§ **TASK DETAILS**
From the listing below, tally the lines that include "Method". Return only the total.

** Start DATA LISTING **

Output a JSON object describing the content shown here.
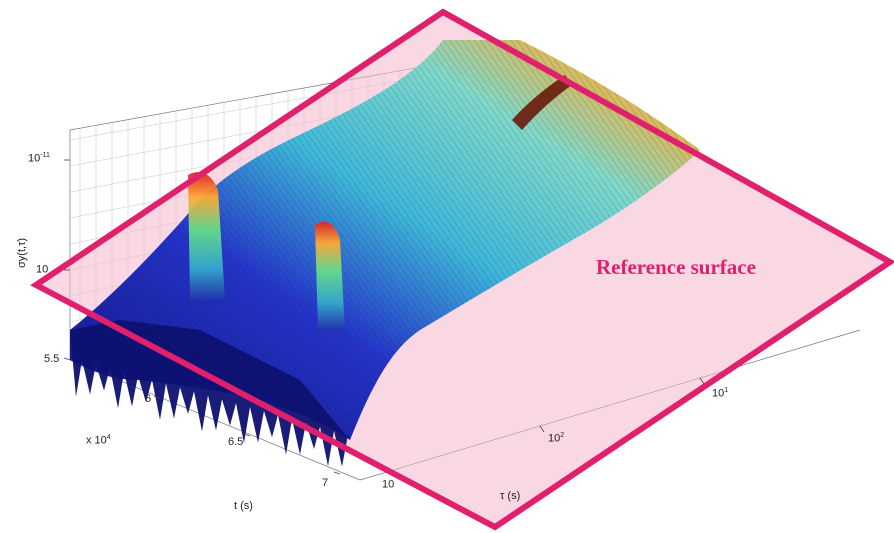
{
  "chart_data": {
    "type": "surface",
    "title": "",
    "zlabel": "σy(t,τ)",
    "xlabel": "t (s)",
    "ylabel": "τ (s)",
    "x_multiplier": "x 10",
    "x_multiplier_exp": "4",
    "x_ticks": [
      "5.5",
      "6",
      "6.5",
      "7"
    ],
    "tau_ticks": [
      {
        "base": "10",
        "exp": "1"
      },
      {
        "base": "10",
        "exp": "2"
      },
      {
        "base": "10",
        "exp": ""
      }
    ],
    "z_ticks": [
      {
        "base": "10",
        "exp": "-11"
      },
      {
        "base": "10",
        "exp": ""
      }
    ],
    "xlim": [
      55000,
      70000
    ],
    "tau_scale": "log",
    "z_scale": "log",
    "reference_plane_label": "Reference surface",
    "colors": {
      "low": "#1a1a9a",
      "mid": "#3fb8d8",
      "high": "#f6b13a",
      "peak": "#8a1a0a",
      "reference_plane": "#f4b6cc",
      "reference_outline": "#e0206c"
    },
    "colormap": "jet"
  }
}
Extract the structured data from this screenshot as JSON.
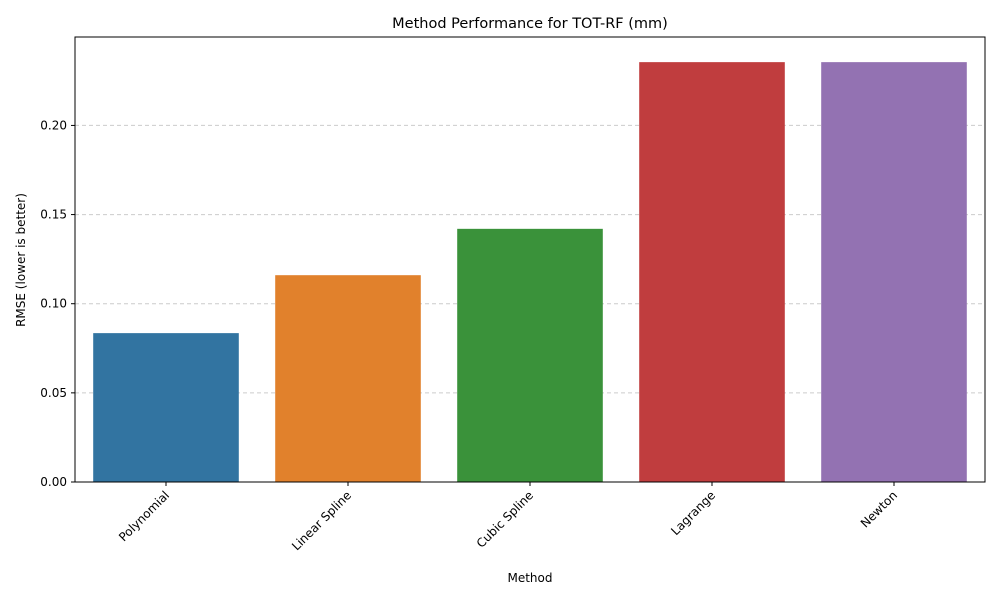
{
  "chart_data": {
    "type": "bar",
    "title": "Method Performance for TOT-RF (mm)",
    "xlabel": "Method",
    "ylabel": "RMSE (lower is better)",
    "categories": [
      "Polynomial",
      "Linear Spline",
      "Cubic Spline",
      "Lagrange",
      "Newton"
    ],
    "values": [
      0.0835,
      0.116,
      0.142,
      0.2355,
      0.2355
    ],
    "colors": [
      "#3274a1",
      "#e1812c",
      "#3a923a",
      "#c03d3e",
      "#9372b2"
    ],
    "ylim": [
      0,
      0.2496
    ],
    "yticks": [
      0.0,
      0.05,
      0.1,
      0.15,
      0.2
    ],
    "ytick_labels": [
      "0.00",
      "0.05",
      "0.10",
      "0.15",
      "0.20"
    ],
    "grid": true,
    "grid_axis": "y"
  }
}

** End DATA LISTING **

§ **EXERCISE ANSWER**
2